__Saved entries__:
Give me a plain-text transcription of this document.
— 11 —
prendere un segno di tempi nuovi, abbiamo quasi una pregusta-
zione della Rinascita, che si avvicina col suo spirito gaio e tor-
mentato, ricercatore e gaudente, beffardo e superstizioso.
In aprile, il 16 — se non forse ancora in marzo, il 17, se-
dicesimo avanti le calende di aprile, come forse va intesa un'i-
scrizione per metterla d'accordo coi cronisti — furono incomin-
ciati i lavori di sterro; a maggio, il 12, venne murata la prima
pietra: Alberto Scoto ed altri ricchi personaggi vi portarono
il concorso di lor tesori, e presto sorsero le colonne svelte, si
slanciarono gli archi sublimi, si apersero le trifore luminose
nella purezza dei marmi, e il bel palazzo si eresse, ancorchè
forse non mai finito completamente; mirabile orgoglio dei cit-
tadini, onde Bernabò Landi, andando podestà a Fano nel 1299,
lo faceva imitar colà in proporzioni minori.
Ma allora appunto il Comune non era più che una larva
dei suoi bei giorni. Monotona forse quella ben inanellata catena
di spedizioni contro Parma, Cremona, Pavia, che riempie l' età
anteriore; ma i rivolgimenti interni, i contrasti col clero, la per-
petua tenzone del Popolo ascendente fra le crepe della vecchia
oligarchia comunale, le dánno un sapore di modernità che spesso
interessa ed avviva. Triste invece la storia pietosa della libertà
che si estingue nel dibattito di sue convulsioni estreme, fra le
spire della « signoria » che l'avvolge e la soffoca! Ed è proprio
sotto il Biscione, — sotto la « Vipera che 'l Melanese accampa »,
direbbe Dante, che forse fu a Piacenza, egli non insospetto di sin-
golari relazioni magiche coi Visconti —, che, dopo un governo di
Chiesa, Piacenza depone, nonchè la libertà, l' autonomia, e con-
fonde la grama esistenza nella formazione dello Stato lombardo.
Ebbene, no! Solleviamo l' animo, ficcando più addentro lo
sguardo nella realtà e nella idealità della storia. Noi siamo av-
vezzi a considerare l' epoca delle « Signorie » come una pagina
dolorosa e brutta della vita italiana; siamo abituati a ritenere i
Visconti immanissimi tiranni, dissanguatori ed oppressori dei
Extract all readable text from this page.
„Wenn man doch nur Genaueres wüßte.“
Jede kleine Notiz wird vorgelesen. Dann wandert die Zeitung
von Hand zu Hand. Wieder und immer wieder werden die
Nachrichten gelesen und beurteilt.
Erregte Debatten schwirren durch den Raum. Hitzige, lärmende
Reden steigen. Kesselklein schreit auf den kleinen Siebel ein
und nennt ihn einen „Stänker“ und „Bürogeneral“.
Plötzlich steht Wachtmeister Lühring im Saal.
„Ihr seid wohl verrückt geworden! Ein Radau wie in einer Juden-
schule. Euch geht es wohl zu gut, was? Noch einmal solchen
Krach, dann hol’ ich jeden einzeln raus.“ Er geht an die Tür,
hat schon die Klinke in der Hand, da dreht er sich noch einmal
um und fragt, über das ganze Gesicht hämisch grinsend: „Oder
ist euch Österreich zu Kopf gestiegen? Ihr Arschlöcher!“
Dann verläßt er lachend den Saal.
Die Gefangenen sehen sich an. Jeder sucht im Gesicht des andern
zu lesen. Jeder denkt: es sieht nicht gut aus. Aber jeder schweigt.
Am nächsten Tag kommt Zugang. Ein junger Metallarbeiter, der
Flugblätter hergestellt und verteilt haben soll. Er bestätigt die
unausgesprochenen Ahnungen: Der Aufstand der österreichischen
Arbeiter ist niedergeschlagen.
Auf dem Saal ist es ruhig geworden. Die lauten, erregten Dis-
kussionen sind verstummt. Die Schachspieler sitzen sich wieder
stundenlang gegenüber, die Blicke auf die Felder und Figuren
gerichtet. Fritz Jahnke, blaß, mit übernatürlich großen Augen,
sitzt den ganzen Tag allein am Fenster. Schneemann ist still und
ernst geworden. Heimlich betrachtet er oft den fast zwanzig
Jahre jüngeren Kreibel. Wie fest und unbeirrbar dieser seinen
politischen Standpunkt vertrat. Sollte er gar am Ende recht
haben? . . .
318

__WHAT IS ASKED__:
Pull out all lines in the data above that include "della".

__ANSWER TO THE EXERCISE__:
zione della Rinascita, che si avvicina col suo spirito gaio e tor-
petua tenzone del Popolo ascendente fra le crepe della vecchia
interessa ed avviva. Triste invece la storia pietosa della libertà
spire della « signoria » che l'avvolge e la soffoca! Ed è proprio
sguardo nella realtà e nella idealità della storia. Noi siamo av-
dolorosa e brutta della vita italiana; siamo abituati a ritenere i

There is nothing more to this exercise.